[Stored dataset items]
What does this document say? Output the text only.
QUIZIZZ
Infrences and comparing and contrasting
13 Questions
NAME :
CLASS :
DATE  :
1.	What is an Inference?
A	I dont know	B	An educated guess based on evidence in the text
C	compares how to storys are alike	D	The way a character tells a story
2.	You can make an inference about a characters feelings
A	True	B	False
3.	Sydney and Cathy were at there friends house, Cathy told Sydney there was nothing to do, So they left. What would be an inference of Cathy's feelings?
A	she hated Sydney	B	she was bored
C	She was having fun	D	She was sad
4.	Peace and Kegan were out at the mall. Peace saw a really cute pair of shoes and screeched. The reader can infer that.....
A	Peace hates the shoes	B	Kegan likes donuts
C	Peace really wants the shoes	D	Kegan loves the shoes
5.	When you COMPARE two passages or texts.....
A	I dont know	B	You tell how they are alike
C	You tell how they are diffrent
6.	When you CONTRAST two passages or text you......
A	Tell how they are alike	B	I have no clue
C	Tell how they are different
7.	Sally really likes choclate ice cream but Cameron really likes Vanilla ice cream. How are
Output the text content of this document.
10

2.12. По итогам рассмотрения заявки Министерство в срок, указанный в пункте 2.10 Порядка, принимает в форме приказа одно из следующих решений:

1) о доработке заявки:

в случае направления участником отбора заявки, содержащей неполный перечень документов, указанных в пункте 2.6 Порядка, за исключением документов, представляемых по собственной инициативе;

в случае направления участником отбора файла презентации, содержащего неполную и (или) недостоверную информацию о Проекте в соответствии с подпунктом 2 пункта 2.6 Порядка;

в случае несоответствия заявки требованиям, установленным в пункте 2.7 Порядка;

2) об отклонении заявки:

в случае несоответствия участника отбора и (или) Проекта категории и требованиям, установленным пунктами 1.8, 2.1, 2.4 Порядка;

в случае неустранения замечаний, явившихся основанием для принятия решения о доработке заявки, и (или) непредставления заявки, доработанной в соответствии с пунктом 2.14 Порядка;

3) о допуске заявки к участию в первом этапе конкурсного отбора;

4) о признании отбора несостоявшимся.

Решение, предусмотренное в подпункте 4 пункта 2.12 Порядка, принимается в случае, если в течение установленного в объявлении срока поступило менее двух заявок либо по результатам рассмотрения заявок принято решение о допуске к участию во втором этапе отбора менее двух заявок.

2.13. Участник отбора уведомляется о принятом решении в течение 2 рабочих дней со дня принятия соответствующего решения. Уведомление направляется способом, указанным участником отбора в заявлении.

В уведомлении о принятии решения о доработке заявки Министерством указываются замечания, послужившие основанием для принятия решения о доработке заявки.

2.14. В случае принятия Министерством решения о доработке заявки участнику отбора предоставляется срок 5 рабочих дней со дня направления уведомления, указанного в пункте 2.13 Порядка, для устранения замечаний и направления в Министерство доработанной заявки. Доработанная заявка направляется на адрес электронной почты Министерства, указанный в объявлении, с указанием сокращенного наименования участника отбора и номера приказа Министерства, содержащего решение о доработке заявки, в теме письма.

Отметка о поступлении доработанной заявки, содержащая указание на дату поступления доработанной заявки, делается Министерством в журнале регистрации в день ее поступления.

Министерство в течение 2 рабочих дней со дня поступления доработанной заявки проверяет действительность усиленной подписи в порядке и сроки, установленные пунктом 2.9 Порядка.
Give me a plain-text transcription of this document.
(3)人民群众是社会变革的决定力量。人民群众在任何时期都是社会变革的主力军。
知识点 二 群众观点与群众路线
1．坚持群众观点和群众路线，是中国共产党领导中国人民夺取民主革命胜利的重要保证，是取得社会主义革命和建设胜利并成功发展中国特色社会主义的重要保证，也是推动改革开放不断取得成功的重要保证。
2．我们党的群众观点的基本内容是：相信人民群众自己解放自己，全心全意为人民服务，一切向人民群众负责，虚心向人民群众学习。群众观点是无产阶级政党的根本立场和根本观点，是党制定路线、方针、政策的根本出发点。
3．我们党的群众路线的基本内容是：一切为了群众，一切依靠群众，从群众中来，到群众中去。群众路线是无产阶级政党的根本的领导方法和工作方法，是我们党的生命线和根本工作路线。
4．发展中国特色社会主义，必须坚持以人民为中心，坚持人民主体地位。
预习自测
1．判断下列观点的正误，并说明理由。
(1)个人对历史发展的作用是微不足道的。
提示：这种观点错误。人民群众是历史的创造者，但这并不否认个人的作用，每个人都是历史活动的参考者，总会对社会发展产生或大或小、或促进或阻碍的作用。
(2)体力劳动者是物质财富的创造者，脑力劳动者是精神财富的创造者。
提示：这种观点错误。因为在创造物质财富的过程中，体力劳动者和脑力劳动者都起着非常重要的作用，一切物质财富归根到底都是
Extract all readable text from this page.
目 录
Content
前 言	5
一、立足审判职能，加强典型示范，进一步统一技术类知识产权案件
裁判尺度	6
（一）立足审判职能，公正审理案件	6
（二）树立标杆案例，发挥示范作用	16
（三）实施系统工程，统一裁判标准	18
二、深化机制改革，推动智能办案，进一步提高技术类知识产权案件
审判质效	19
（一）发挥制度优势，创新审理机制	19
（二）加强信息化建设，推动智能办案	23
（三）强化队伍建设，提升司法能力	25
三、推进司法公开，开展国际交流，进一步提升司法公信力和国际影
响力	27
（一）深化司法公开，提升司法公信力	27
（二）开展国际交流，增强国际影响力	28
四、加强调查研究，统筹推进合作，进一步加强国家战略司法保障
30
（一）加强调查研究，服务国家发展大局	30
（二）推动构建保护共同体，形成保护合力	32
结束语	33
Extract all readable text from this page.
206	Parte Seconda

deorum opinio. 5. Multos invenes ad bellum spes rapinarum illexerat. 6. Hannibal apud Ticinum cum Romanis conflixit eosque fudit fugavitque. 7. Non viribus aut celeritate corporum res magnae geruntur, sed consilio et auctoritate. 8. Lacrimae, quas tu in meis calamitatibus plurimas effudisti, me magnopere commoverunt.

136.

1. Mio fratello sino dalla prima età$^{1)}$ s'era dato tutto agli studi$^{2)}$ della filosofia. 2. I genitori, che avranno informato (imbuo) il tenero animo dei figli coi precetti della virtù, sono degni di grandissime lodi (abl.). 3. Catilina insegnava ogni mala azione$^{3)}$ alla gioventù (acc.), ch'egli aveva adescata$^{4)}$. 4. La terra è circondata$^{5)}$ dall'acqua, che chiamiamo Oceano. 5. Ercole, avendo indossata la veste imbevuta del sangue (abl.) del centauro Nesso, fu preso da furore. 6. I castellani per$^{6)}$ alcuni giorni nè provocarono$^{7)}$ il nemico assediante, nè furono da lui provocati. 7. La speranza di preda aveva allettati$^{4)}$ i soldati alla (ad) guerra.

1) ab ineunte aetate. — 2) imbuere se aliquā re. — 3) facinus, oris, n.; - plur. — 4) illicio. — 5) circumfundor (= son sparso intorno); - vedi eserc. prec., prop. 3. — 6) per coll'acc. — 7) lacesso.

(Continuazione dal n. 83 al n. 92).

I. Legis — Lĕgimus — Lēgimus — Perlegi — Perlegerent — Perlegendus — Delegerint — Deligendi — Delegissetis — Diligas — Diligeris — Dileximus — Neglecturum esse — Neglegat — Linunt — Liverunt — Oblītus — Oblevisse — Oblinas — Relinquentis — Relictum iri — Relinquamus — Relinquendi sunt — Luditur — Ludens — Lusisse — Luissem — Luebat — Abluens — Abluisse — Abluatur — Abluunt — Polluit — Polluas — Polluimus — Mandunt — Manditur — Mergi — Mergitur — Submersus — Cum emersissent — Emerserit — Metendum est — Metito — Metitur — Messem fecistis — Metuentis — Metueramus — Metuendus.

SET EXERCISE:
Go through the material and select each line with the string "требованиям" in it.

TASK RESPONSE:
в случае несоответствия заявки требованиям, установленным в пункте 2.7 Порядка;
в случае несоответствия участника отбора и (или) Проекта категории и требованиям, установленным пунктами 1.8, 2.1, 2.4 Порядка;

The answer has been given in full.